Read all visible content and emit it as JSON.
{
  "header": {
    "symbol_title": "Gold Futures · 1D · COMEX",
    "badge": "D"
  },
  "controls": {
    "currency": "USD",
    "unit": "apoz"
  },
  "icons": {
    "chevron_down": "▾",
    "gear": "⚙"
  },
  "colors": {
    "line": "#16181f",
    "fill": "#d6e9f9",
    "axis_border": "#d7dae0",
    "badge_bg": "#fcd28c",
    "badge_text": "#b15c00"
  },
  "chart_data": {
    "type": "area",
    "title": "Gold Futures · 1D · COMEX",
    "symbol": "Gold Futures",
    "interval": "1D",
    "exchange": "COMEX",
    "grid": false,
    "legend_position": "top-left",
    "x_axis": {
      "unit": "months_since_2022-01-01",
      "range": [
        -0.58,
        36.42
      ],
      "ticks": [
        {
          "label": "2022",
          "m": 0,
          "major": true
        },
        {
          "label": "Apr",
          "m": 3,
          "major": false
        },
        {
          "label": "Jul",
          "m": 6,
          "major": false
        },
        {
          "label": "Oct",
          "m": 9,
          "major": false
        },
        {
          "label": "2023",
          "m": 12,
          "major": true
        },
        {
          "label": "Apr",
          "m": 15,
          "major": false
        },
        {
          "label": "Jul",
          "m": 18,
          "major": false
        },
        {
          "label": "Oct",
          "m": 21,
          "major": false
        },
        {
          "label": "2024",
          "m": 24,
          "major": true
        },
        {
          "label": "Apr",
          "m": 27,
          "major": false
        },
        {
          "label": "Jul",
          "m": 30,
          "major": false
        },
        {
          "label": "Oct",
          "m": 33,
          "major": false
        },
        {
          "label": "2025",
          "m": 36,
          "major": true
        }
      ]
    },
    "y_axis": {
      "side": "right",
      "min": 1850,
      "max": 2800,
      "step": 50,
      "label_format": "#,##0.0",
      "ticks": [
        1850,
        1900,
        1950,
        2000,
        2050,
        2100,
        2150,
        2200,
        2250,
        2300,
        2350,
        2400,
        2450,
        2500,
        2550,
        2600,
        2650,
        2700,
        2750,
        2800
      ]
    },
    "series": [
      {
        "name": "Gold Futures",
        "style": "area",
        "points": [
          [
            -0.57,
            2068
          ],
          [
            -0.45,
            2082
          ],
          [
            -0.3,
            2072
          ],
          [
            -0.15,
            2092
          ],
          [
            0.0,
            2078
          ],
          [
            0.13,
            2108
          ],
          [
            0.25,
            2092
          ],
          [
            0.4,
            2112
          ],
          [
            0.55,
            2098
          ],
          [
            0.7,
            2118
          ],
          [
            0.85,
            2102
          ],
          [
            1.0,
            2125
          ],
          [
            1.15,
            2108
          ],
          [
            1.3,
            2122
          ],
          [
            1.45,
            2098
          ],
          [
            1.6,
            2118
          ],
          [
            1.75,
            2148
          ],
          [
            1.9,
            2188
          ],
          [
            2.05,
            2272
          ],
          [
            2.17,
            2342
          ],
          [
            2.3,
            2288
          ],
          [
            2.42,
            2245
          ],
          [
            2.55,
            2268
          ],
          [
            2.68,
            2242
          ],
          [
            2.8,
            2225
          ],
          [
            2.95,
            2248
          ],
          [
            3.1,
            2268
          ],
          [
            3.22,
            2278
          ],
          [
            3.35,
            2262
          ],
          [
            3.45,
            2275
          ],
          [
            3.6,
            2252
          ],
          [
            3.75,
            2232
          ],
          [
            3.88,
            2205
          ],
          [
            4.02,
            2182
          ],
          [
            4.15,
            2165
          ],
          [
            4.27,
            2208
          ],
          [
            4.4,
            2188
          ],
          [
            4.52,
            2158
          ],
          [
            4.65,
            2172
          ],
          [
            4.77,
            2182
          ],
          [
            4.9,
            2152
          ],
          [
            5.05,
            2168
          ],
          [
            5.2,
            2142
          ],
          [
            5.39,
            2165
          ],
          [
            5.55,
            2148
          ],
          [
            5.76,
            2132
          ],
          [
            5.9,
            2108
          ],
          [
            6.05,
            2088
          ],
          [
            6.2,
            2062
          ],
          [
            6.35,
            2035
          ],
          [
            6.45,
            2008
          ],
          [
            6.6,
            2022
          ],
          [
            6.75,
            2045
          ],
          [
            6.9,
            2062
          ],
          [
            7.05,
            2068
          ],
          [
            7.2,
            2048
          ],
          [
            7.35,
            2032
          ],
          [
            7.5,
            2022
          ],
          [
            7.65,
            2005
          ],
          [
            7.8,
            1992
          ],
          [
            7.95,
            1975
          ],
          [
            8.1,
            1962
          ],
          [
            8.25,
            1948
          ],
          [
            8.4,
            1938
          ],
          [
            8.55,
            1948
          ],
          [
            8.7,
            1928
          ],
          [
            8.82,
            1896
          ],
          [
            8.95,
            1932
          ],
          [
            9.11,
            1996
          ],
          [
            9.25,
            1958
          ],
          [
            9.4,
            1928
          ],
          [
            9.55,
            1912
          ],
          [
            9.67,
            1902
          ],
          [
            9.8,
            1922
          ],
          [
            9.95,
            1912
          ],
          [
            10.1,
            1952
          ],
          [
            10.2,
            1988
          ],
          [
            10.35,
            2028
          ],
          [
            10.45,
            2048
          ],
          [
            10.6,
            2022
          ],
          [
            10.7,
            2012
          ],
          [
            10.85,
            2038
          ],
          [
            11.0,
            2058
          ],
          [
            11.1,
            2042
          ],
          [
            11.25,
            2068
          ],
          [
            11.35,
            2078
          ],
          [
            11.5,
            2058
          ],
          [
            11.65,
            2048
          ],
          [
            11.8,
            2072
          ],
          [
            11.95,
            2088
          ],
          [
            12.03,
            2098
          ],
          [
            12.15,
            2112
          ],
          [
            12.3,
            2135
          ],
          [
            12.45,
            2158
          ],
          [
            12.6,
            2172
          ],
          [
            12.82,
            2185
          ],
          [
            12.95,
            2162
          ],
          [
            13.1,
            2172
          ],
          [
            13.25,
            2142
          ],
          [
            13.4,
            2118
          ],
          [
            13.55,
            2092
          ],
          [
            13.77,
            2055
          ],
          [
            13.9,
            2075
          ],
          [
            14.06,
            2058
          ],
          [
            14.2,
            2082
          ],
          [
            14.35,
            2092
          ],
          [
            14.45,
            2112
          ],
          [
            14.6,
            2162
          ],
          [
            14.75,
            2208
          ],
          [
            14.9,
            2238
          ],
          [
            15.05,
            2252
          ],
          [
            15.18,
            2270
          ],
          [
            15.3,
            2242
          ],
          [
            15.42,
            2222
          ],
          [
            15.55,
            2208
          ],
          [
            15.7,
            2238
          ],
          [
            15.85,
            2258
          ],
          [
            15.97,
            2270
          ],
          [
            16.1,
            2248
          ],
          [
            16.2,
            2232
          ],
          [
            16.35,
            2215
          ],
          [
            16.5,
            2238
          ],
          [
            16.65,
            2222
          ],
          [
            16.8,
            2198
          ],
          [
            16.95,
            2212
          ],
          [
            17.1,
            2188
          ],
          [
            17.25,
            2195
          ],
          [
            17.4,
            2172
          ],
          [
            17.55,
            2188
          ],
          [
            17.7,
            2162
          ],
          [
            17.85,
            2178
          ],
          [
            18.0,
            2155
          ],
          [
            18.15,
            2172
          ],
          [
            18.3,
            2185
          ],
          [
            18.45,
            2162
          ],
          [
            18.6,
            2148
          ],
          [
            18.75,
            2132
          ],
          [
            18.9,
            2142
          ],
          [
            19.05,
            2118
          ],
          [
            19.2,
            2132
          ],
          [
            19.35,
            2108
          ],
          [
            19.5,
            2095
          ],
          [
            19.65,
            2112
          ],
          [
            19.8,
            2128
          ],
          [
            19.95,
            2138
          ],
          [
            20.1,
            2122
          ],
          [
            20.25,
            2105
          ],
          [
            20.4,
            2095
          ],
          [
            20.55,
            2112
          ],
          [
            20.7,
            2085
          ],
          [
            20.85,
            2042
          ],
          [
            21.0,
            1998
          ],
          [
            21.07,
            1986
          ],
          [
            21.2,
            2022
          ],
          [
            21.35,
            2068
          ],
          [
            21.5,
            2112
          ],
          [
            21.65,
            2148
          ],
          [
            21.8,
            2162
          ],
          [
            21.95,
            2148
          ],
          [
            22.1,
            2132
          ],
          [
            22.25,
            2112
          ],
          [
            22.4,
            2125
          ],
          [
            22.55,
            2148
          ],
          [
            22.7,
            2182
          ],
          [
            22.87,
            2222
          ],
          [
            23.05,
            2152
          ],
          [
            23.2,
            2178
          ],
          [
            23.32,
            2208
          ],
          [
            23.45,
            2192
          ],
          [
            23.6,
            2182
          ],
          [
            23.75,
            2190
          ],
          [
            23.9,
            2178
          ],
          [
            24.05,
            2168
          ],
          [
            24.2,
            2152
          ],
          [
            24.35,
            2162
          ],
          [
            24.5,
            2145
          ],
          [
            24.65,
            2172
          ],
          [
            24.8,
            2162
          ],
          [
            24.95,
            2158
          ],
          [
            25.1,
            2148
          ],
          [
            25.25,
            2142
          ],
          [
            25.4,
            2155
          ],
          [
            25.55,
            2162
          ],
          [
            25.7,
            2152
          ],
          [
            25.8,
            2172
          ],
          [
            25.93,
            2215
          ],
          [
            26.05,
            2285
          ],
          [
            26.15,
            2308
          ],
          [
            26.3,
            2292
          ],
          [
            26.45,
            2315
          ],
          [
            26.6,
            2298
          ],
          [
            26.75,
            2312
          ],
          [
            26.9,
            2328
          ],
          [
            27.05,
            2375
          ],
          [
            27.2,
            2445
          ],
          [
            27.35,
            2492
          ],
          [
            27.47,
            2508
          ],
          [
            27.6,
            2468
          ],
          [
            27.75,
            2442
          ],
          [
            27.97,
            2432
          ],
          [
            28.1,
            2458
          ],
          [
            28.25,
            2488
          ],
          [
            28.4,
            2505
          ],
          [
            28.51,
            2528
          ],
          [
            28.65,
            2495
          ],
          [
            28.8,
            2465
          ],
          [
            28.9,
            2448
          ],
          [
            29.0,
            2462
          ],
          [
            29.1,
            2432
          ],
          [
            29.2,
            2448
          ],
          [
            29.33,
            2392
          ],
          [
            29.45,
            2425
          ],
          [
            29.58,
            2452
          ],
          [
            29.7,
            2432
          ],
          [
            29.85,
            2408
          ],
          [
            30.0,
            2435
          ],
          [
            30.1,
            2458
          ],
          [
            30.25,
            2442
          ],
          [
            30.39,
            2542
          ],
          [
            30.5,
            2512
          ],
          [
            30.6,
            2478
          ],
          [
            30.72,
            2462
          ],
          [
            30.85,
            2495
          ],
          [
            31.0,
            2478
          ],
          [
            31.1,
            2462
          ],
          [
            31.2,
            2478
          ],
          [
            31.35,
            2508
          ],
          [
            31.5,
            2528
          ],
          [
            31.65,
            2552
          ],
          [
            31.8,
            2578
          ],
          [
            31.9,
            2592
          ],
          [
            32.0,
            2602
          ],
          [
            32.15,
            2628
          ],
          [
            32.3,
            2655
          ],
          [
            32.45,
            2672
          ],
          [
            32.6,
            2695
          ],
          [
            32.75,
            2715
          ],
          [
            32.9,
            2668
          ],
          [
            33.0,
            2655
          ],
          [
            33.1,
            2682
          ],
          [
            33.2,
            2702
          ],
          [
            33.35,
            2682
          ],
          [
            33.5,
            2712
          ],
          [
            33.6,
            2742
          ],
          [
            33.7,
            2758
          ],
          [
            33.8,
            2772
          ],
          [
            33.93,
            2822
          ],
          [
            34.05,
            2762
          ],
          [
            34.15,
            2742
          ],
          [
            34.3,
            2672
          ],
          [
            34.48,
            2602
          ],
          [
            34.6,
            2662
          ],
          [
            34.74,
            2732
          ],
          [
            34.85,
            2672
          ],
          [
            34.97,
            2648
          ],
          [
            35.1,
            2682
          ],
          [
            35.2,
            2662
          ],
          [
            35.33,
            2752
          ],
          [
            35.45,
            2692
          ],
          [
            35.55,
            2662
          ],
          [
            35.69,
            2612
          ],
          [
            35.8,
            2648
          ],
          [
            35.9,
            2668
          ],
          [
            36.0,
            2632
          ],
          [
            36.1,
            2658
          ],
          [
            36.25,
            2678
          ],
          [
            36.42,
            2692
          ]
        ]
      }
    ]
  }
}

■ **THE REQUEST**: Look through the listing above. Pick out each line with "Gold" and copy it.

■ **ANSWER FOR THE TASK**:
    "symbol_title": "Gold Futures · 1D · COMEX",
    "title": "Gold Futures · 1D · COMEX",
    "symbol": "Gold Futures",
        "name": "Gold Futures",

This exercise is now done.